Extracted data entries
┄┄┄┄┄┄┄┄┄┄┄┄┄┄┄┄┄┄┄┄
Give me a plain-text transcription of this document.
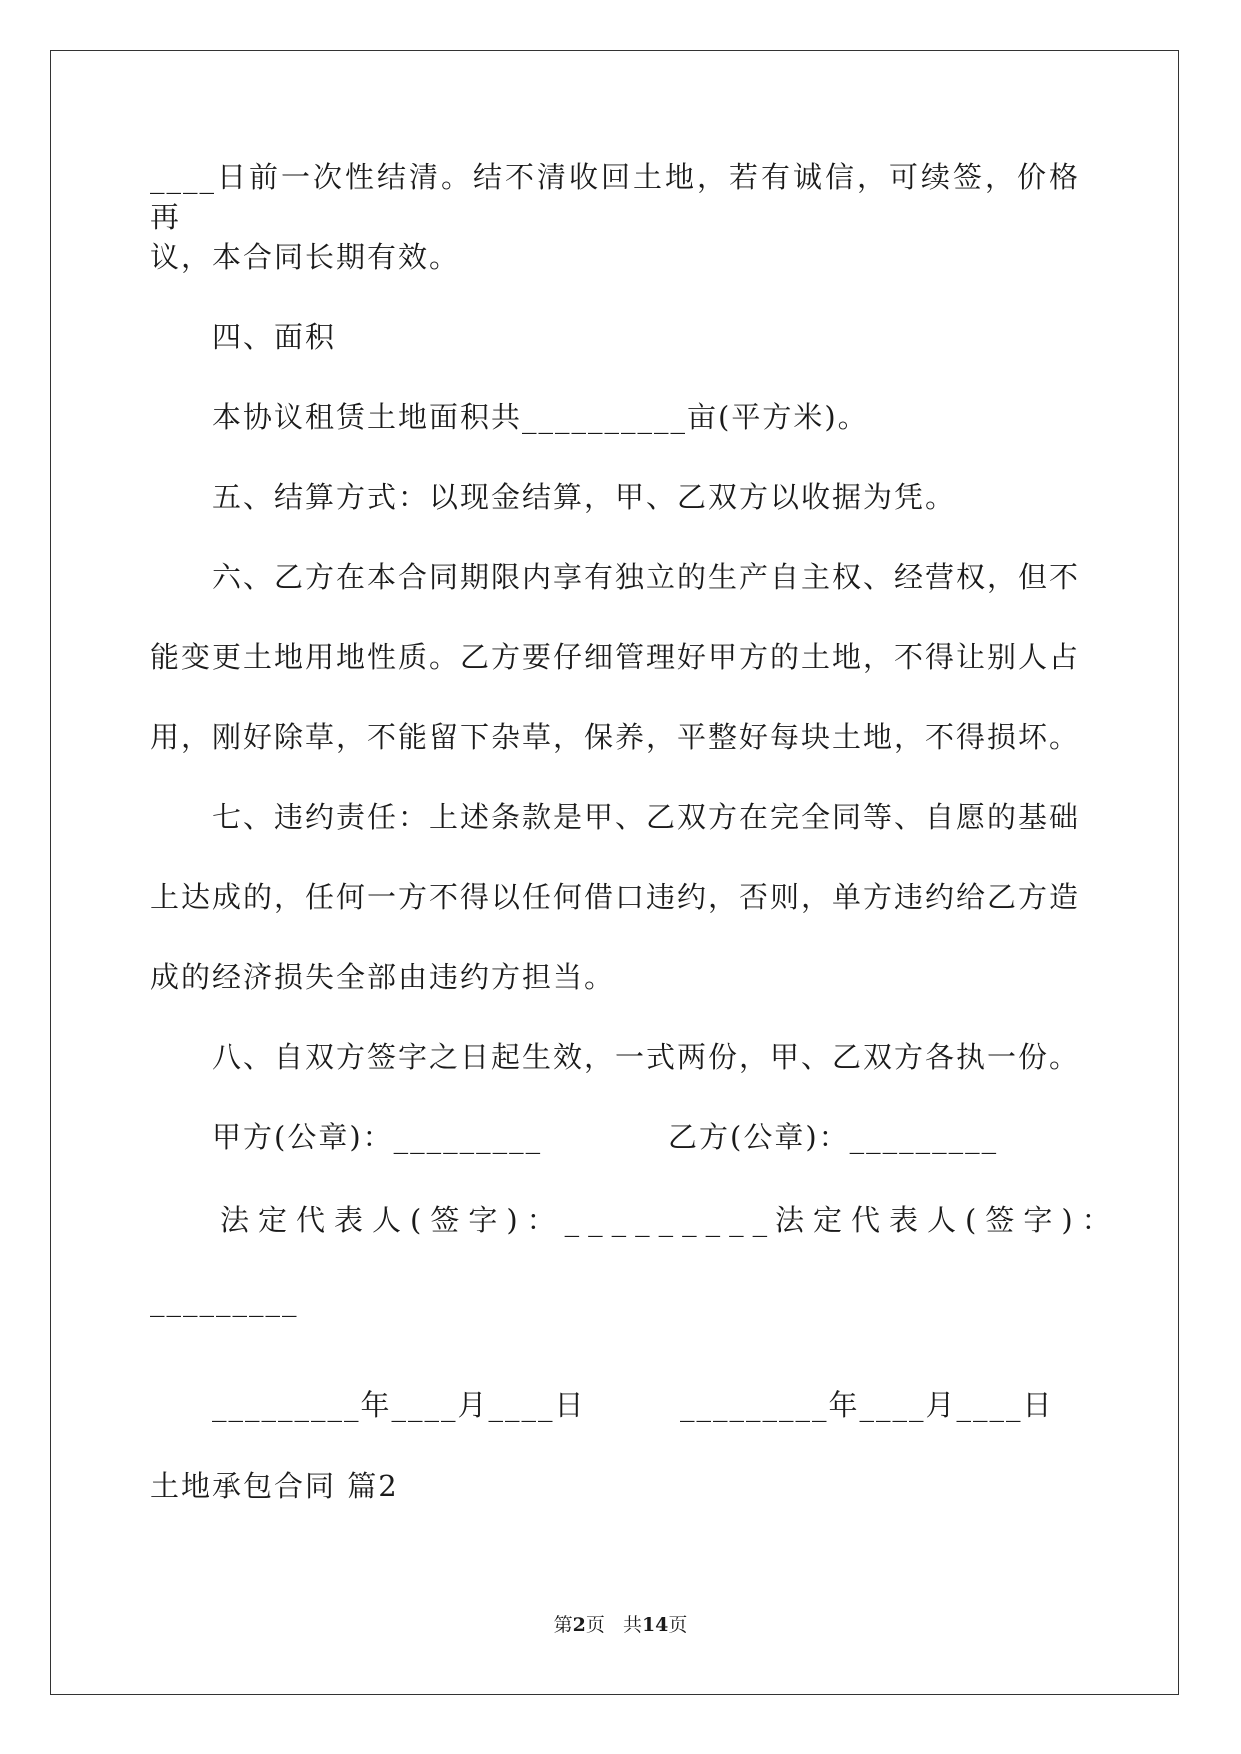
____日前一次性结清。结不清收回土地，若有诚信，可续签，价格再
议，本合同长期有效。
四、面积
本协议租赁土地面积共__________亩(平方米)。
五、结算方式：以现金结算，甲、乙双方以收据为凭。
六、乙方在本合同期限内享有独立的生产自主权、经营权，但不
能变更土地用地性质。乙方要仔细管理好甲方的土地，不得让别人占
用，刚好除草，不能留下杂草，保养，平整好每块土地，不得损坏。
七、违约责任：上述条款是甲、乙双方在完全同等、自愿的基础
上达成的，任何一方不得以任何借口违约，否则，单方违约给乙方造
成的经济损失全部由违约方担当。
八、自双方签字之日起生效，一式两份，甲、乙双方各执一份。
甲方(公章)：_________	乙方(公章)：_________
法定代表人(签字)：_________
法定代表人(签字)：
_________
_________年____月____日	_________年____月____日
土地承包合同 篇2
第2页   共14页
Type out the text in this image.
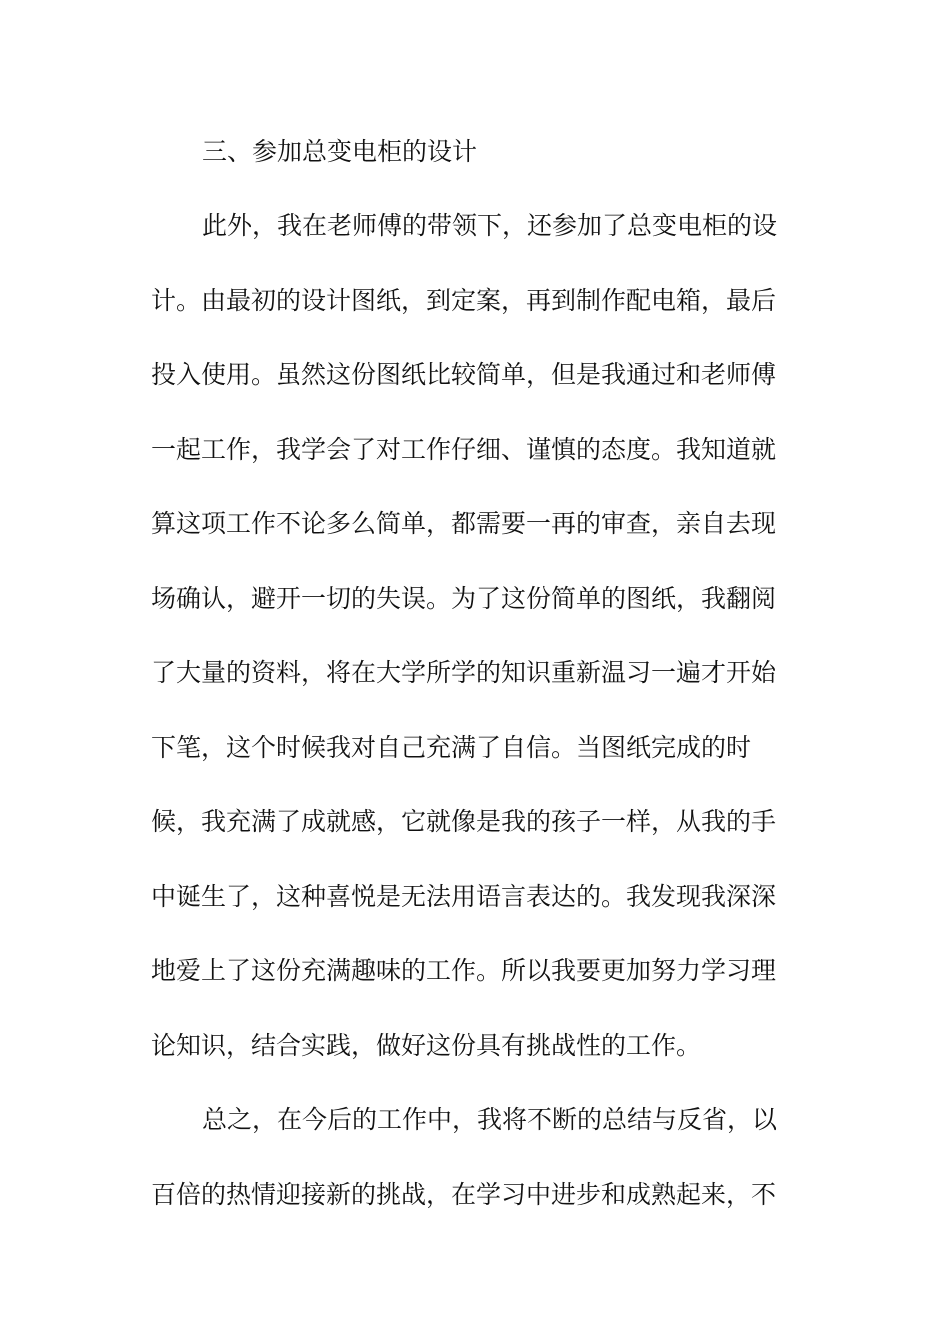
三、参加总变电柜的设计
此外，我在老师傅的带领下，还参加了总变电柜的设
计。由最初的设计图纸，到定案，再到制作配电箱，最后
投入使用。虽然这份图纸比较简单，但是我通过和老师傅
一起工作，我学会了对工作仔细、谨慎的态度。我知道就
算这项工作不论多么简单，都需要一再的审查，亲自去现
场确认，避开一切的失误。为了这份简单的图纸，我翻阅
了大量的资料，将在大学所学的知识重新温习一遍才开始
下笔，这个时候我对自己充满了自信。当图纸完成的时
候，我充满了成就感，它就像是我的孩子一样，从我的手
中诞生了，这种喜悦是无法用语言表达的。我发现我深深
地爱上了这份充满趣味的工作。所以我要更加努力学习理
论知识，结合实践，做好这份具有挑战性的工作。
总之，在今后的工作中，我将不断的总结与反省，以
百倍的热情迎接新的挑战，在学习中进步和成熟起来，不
┄┄┄┄┄┄┄┄┄┄┄┄┄┄┄┄┄┄┄┄
**What you should do**
In the records above, find the line containing "Type out the text in this image.". Reproduce it and every line after it through the last line, omitting pictures.

**Exercise output**
Type out the text in this image.
三、参加总变电柜的设计
此外，我在老师傅的带领下，还参加了总变电柜的设
计。由最初的设计图纸，到定案，再到制作配电箱，最后
投入使用。虽然这份图纸比较简单，但是我通过和老师傅
一起工作，我学会了对工作仔细、谨慎的态度。我知道就
算这项工作不论多么简单，都需要一再的审查，亲自去现
场确认，避开一切的失误。为了这份简单的图纸，我翻阅
了大量的资料，将在大学所学的知识重新温习一遍才开始
下笔，这个时候我对自己充满了自信。当图纸完成的时
候，我充满了成就感，它就像是我的孩子一样，从我的手
中诞生了，这种喜悦是无法用语言表达的。我发现我深深
地爱上了这份充满趣味的工作。所以我要更加努力学习理
论知识，结合实践，做好这份具有挑战性的工作。
总之，在今后的工作中，我将不断的总结与反省，以
百倍的热情迎接新的挑战，在学习中进步和成熟起来，不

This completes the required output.